Could you print all the entries exactly?

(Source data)
__________
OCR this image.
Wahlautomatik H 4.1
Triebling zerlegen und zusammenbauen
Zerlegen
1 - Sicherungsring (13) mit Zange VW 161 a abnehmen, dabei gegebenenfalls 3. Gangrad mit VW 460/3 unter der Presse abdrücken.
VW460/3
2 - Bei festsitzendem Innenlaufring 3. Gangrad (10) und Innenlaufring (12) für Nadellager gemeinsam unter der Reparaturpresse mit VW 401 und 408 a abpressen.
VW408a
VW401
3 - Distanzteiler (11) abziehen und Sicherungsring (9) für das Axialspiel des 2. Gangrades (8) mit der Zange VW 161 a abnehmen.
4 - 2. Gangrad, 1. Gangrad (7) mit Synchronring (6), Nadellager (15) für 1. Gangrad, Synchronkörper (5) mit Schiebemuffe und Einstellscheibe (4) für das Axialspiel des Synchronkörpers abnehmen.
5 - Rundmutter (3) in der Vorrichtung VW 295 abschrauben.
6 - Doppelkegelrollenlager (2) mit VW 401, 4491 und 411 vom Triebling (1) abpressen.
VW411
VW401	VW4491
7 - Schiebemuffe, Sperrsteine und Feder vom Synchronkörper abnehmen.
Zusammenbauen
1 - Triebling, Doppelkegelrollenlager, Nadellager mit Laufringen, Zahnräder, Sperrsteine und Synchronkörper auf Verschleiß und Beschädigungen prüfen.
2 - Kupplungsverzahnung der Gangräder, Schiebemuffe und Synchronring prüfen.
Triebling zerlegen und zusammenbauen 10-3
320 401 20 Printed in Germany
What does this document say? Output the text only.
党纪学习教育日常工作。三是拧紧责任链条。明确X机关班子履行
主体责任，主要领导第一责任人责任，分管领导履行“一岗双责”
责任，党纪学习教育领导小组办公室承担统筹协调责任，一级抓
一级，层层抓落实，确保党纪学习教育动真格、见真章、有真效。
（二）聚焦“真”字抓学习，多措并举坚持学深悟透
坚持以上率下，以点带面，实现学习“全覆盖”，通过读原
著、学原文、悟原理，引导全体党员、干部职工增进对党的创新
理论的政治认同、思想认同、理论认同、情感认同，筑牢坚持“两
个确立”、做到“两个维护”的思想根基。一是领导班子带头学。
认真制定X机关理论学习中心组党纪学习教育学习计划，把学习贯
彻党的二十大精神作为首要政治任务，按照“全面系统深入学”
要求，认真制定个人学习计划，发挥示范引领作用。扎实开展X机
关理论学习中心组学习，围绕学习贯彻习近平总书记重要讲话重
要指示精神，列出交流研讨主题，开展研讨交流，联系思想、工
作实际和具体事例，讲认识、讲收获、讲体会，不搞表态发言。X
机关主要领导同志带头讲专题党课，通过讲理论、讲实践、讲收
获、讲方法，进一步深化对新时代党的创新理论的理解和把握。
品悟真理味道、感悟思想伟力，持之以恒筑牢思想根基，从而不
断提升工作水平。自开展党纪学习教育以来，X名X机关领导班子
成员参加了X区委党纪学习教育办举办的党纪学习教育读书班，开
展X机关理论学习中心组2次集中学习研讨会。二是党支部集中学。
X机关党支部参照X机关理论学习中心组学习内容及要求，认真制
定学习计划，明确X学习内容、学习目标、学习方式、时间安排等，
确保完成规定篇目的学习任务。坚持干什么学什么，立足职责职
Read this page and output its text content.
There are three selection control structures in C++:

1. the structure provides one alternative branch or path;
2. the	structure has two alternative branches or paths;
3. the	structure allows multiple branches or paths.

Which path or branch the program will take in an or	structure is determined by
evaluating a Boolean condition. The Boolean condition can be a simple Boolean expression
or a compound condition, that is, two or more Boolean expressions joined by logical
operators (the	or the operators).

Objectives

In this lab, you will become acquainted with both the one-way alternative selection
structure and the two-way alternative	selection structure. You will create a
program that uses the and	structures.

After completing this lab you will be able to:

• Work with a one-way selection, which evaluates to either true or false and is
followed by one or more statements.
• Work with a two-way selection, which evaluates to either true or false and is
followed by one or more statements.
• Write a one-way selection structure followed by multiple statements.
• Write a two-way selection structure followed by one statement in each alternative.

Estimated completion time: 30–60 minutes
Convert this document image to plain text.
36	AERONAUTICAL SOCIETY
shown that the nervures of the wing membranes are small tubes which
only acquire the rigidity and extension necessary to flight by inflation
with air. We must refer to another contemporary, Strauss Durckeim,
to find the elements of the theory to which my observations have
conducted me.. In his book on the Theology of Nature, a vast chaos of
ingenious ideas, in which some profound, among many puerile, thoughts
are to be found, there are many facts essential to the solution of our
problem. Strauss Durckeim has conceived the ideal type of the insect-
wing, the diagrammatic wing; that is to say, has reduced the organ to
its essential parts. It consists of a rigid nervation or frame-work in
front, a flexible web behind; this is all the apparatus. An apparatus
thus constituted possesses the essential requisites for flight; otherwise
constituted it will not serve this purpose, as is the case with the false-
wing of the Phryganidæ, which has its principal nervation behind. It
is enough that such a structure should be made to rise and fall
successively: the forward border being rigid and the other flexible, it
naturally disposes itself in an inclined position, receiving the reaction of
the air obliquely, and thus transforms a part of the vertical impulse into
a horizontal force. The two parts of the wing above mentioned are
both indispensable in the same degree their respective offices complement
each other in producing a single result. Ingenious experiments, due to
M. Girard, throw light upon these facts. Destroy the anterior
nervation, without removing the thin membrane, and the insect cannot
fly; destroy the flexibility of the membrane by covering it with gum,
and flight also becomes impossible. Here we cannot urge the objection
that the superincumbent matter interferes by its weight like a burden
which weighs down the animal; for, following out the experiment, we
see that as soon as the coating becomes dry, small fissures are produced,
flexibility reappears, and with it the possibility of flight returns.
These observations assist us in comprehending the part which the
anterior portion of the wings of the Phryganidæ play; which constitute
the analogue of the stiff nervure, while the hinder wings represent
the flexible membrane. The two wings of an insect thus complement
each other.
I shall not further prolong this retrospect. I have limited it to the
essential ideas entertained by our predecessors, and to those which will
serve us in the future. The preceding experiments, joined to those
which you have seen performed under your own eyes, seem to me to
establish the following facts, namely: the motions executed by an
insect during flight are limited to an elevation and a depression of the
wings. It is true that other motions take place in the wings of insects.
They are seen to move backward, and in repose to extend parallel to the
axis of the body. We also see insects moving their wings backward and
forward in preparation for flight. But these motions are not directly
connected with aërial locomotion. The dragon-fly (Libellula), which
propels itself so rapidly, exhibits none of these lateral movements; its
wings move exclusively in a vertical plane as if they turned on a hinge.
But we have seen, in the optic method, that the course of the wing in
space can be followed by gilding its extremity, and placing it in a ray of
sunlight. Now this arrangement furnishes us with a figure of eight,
__________
- [REPLY TO THE EXERCISE]
OCR this image.
Wahlautomatik H 4.1
Triebling zerlegen und zusammenbauen
Zerlegen
1 - Sicherungsring (13) mit Zange VW 161 a abnehmen, dabei gegebenenfalls 3. Gangrad mit VW 460/3 unter der Presse abdrücken.
VW460/3
2 - Bei festsitzendem Innenlaufring 3. Gangrad (10) und Innenlaufring (12) für Nadellager gemeinsam unter der Reparaturpresse mit VW 401 und 408 a abpressen.
VW408a
VW401
3 - Distanzteiler (11) abziehen und Sicherungsring (9) für das Axialspiel des 2. Gangrades (8) mit der Zange VW 161 a abnehmen.
4 - 2. Gangrad, 1. Gangrad (7) mit Synchronring (6), Nadellager (15) für 1. Gangrad, Synchronkörper (5) mit Schiebemuffe und Einstellscheibe (4) für das Axialspiel des Synchronkörpers abnehmen.
5 - Rundmutter (3) in der Vorrichtung VW 295 abschrauben.
6 - Doppelkegelrollenlager (2) mit VW 401, 4491 und 411 vom Triebling (1) abpressen.
VW411
VW401	VW4491
7 - Schiebemuffe, Sperrsteine und Feder vom Synchronkörper abnehmen.
Zusammenbauen
1 - Triebling, Doppelkegelrollenlager, Nadellager mit Laufringen, Zahnräder, Sperrsteine und Synchronkörper auf Verschleiß und Beschädigungen prüfen.
2 - Kupplungsverzahnung der Gangräder, Schiebemuffe und Synchronring prüfen.
Triebling zerlegen und zusammenbauen 10-3
320 401 20 Printed in Germany
What does this document say? Output the text only.
党纪学习教育日常工作。三是拧紧责任链条。明确X机关班子履行
主体责任，主要领导第一责任人责任，分管领导履行“一岗双责”
责任，党纪学习教育领导小组办公室承担统筹协调责任，一级抓
一级，层层抓落实，确保党纪学习教育动真格、见真章、有真效。
（二）聚焦“真”字抓学习，多措并举坚持学深悟透
坚持以上率下，以点带面，实现学习“全覆盖”，通过读原
著、学原文、悟原理，引导全体党员、干部职工增进对党的创新
理论的政治认同、思想认同、理论认同、情感认同，筑牢坚持“两
个确立”、做到“两个维护”的思想根基。一是领导班子带头学。
认真制定X机关理论学习中心组党纪学习教育学习计划，把学习贯
彻党的二十大精神作为首要政治任务，按照“全面系统深入学”
要求，认真制定个人学习计划，发挥示范引领作用。扎实开展X机
关理论学习中心组学习，围绕学习贯彻习近平总书记重要讲话重
要指示精神，列出交流研讨主题，开展研讨交流，联系思想、工
作实际和具体事例，讲认识、讲收获、讲体会，不搞表态发言。X
机关主要领导同志带头讲专题党课，通过讲理论、讲实践、讲收
获、讲方法，进一步深化对新时代党的创新理论的理解和把握。
品悟真理味道、感悟思想伟力，持之以恒筑牢思想根基，从而不
断提升工作水平。自开展党纪学习教育以来，X名X机关领导班子
成员参加了X区委党纪学习教育办举办的党纪学习教育读书班，开
展X机关理论学习中心组2次集中学习研讨会。二是党支部集中学。
X机关党支部参照X机关理论学习中心组学习内容及要求，认真制
定学习计划，明确X学习内容、学习目标、学习方式、时间安排等，
确保完成规定篇目的学习任务。坚持干什么学什么，立足职责职
Read this page and output its text content.
There are three selection control structures in C++:

1. the structure provides one alternative branch or path;
2. the	structure has two alternative branches or paths;
3. the	structure allows multiple branches or paths.

Which path or branch the program will take in an or	structure is determined by
evaluating a Boolean condition. The Boolean condition can be a simple Boolean expression
or a compound condition, that is, two or more Boolean expressions joined by logical
operators (the	or the operators).

Objectives

In this lab, you will become acquainted with both the one-way alternative selection
structure and the two-way alternative	selection structure. You will create a
program that uses the and	structures.

After completing this lab you will be able to:

• Work with a one-way selection, which evaluates to either true or false and is
followed by one or more statements.
• Work with a two-way selection, which evaluates to either true or false and is
followed by one or more statements.
• Write a one-way selection structure followed by multiple statements.
• Write a two-way selection structure followed by one statement in each alternative.

Estimated completion time: 30–60 minutes
Convert this document image to plain text.
36	AERONAUTICAL SOCIETY
shown that the nervures of the wing membranes are small tubes which
only acquire the rigidity and extension necessary to flight by inflation
with air. We must refer to another contemporary, Strauss Durckeim,
to find the elements of the theory to which my observations have
conducted me.. In his book on the Theology of Nature, a vast chaos of
ingenious ideas, in which some profound, among many puerile, thoughts
are to be found, there are many facts essential to the solution of our
problem. Strauss Durckeim has conceived the ideal type of the insect-
wing, the diagrammatic wing; that is to say, has reduced the organ to
its essential parts. It consists of a rigid nervation or frame-work in
front, a flexible web behind; this is all the apparatus. An apparatus
thus constituted possesses the essential requisites for flight; otherwise
constituted it will not serve this purpose, as is the case with the false-
wing of the Phryganidæ, which has its principal nervation behind. It
is enough that such a structure should be made to rise and fall
successively: the forward border being rigid and the other flexible, it
naturally disposes itself in an inclined position, receiving the reaction of
the air obliquely, and thus transforms a part of the vertical impulse into
a horizontal force. The two parts of the wing above mentioned are
both indispensable in the same degree their respective offices complement
each other in producing a single result. Ingenious experiments, due to
M. Girard, throw light upon these facts. Destroy the anterior
nervation, without removing the thin membrane, and the insect cannot
fly; destroy the flexibility of the membrane by covering it with gum,
and flight also becomes impossible. Here we cannot urge the objection
that the superincumbent matter interferes by its weight like a burden
which weighs down the animal; for, following out the experiment, we
see that as soon as the coating becomes dry, small fissures are produced,
flexibility reappears, and with it the possibility of flight returns.
These observations assist us in comprehending the part which the
anterior portion of the wings of the Phryganidæ play; which constitute
the analogue of the stiff nervure, while the hinder wings represent
the flexible membrane. The two wings of an insect thus complement
each other.
I shall not further prolong this retrospect. I have limited it to the
essential ideas entertained by our predecessors, and to those which will
serve us in the future. The preceding experiments, joined to those
which you have seen performed under your own eyes, seem to me to
establish the following facts, namely: the motions executed by an
insect during flight are limited to an elevation and a depression of the
wings. It is true that other motions take place in the wings of insects.
They are seen to move backward, and in repose to extend parallel to the
axis of the body. We also see insects moving their wings backward and
forward in preparation for flight. But these motions are not directly
connected with aërial locomotion. The dragon-fly (Libellula), which
propels itself so rapidly, exhibits none of these lateral movements; its
wings move exclusively in a vertical plane as if they turned on a hinge.
But we have seen, in the optic method, that the course of the wing in
space can be followed by gilding its extremity, and placing it in a ray of
sunlight. Now this arrangement furnishes us with a figure of eight,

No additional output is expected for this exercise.